── Input for this task ──

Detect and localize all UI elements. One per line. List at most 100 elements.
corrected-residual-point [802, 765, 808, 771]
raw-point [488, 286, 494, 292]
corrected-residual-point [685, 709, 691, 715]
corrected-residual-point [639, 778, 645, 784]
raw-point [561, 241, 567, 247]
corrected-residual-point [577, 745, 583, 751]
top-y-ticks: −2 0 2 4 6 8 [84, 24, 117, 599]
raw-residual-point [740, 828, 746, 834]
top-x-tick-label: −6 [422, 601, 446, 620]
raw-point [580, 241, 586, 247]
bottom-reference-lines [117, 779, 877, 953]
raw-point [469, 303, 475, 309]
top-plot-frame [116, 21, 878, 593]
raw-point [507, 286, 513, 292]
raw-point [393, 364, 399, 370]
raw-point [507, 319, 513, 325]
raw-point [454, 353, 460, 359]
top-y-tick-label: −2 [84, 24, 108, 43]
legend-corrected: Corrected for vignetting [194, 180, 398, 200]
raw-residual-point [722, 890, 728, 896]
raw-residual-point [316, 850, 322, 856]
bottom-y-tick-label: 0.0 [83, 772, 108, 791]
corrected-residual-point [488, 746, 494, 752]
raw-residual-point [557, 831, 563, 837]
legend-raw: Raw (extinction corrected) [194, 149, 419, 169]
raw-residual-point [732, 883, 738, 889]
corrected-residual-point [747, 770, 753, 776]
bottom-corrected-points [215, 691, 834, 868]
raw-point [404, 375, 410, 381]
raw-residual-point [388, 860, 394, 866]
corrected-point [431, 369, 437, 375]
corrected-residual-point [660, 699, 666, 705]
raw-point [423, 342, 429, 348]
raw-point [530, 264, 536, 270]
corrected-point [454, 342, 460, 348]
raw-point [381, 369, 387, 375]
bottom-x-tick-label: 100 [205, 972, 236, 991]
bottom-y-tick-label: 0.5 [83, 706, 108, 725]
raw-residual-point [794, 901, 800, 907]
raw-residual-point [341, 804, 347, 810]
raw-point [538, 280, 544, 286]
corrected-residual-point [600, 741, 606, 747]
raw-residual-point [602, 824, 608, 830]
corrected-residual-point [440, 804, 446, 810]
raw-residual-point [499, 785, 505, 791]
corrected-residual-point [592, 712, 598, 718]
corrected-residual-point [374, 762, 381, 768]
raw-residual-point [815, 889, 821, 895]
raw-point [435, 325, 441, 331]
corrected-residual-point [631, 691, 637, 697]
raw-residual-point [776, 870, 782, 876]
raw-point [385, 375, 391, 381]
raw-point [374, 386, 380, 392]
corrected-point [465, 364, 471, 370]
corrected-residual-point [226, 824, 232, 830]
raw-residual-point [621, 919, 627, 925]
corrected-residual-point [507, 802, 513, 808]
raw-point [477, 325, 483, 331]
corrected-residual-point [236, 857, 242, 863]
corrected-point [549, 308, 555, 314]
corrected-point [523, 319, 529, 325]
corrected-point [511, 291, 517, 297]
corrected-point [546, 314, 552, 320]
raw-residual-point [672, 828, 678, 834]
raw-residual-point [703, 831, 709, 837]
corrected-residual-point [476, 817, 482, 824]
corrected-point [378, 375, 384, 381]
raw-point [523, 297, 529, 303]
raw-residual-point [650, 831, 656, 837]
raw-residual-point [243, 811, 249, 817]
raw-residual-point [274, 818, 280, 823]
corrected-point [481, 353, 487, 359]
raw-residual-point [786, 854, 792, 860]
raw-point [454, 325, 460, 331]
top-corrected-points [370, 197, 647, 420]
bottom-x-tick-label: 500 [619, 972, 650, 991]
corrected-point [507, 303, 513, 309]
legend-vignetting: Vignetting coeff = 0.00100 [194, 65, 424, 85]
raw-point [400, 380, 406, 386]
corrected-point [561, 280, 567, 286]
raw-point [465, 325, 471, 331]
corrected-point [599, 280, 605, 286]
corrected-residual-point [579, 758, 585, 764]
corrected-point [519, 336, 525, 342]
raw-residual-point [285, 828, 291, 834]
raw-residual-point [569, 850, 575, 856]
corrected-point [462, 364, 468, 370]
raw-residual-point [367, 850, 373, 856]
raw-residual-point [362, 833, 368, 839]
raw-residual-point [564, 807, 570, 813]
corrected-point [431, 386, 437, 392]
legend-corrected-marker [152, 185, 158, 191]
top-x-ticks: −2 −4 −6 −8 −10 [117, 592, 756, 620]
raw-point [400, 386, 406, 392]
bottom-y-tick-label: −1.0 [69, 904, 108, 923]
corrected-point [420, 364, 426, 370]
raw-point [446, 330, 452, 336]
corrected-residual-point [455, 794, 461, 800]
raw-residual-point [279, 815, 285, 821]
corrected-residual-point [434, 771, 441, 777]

───

What is expected
Rewrite the listing with every occurrence of "raw-residual-point" changed to "uncorrected-residual-point", keeping everything else as it is.

Expected output
Detect and localize all UI elements. One per line. List at most 100 elements.
corrected-residual-point [802, 765, 808, 771]
raw-point [488, 286, 494, 292]
corrected-residual-point [685, 709, 691, 715]
corrected-residual-point [639, 778, 645, 784]
raw-point [561, 241, 567, 247]
corrected-residual-point [577, 745, 583, 751]
top-y-ticks: −2 0 2 4 6 8 [84, 24, 117, 599]
uncorrected-residual-point [740, 828, 746, 834]
top-x-tick-label: −6 [422, 601, 446, 620]
raw-point [580, 241, 586, 247]
bottom-reference-lines [117, 779, 877, 953]
raw-point [469, 303, 475, 309]
top-plot-frame [116, 21, 878, 593]
raw-point [507, 286, 513, 292]
raw-point [393, 364, 399, 370]
raw-point [507, 319, 513, 325]
raw-point [454, 353, 460, 359]
top-y-tick-label: −2 [84, 24, 108, 43]
legend-corrected: Corrected for vignetting [194, 180, 398, 200]
uncorrected-residual-point [722, 890, 728, 896]
uncorrected-residual-point [316, 850, 322, 856]
bottom-y-tick-label: 0.0 [83, 772, 108, 791]
corrected-residual-point [488, 746, 494, 752]
uncorrected-residual-point [557, 831, 563, 837]
legend-raw: Raw (extinction corrected) [194, 149, 419, 169]
uncorrected-residual-point [732, 883, 738, 889]
corrected-residual-point [747, 770, 753, 776]
bottom-corrected-points [215, 691, 834, 868]
raw-point [404, 375, 410, 381]
uncorrected-residual-point [388, 860, 394, 866]
corrected-point [431, 369, 437, 375]
corrected-residual-point [660, 699, 666, 705]
raw-point [423, 342, 429, 348]
raw-point [530, 264, 536, 270]
corrected-point [454, 342, 460, 348]
raw-point [381, 369, 387, 375]
bottom-x-tick-label: 100 [205, 972, 236, 991]
bottom-y-tick-label: 0.5 [83, 706, 108, 725]
uncorrected-residual-point [794, 901, 800, 907]
uncorrected-residual-point [341, 804, 347, 810]
raw-point [538, 280, 544, 286]
corrected-residual-point [600, 741, 606, 747]
uncorrected-residual-point [602, 824, 608, 830]
corrected-residual-point [440, 804, 446, 810]
uncorrected-residual-point [499, 785, 505, 791]
corrected-residual-point [592, 712, 598, 718]
corrected-residual-point [374, 762, 381, 768]
uncorrected-residual-point [815, 889, 821, 895]
raw-point [435, 325, 441, 331]
corrected-residual-point [631, 691, 637, 697]
uncorrected-residual-point [776, 870, 782, 876]
raw-point [385, 375, 391, 381]
raw-point [374, 386, 380, 392]
corrected-point [465, 364, 471, 370]
corrected-residual-point [226, 824, 232, 830]
uncorrected-residual-point [621, 919, 627, 925]
corrected-residual-point [507, 802, 513, 808]
raw-point [477, 325, 483, 331]
corrected-residual-point [236, 857, 242, 863]
corrected-point [549, 308, 555, 314]
corrected-point [523, 319, 529, 325]
corrected-point [511, 291, 517, 297]
corrected-point [546, 314, 552, 320]
uncorrected-residual-point [672, 828, 678, 834]
uncorrected-residual-point [703, 831, 709, 837]
corrected-residual-point [476, 817, 482, 824]
corrected-point [378, 375, 384, 381]
raw-point [523, 297, 529, 303]
uncorrected-residual-point [650, 831, 656, 837]
uncorrected-residual-point [243, 811, 249, 817]
uncorrected-residual-point [274, 818, 280, 823]
corrected-point [481, 353, 487, 359]
uncorrected-residual-point [786, 854, 792, 860]
raw-point [454, 325, 460, 331]
top-corrected-points [370, 197, 647, 420]
bottom-x-tick-label: 500 [619, 972, 650, 991]
corrected-point [507, 303, 513, 309]
legend-vignetting: Vignetting coeff = 0.00100 [194, 65, 424, 85]
raw-point [400, 380, 406, 386]
corrected-point [561, 280, 567, 286]
raw-point [465, 325, 471, 331]
corrected-point [599, 280, 605, 286]
corrected-residual-point [579, 758, 585, 764]
corrected-point [519, 336, 525, 342]
uncorrected-residual-point [285, 828, 291, 834]
uncorrected-residual-point [569, 850, 575, 856]
corrected-point [462, 364, 468, 370]
uncorrected-residual-point [367, 850, 373, 856]
uncorrected-residual-point [362, 833, 368, 839]
uncorrected-residual-point [564, 807, 570, 813]
corrected-point [431, 386, 437, 392]
legend-corrected-marker [152, 185, 158, 191]
top-x-ticks: −2 −4 −6 −8 −10 [117, 592, 756, 620]
raw-point [400, 386, 406, 392]
bottom-y-tick-label: −1.0 [69, 904, 108, 923]
corrected-point [420, 364, 426, 370]
raw-point [446, 330, 452, 336]
corrected-residual-point [455, 794, 461, 800]
uncorrected-residual-point [279, 815, 285, 821]
corrected-residual-point [434, 771, 441, 777]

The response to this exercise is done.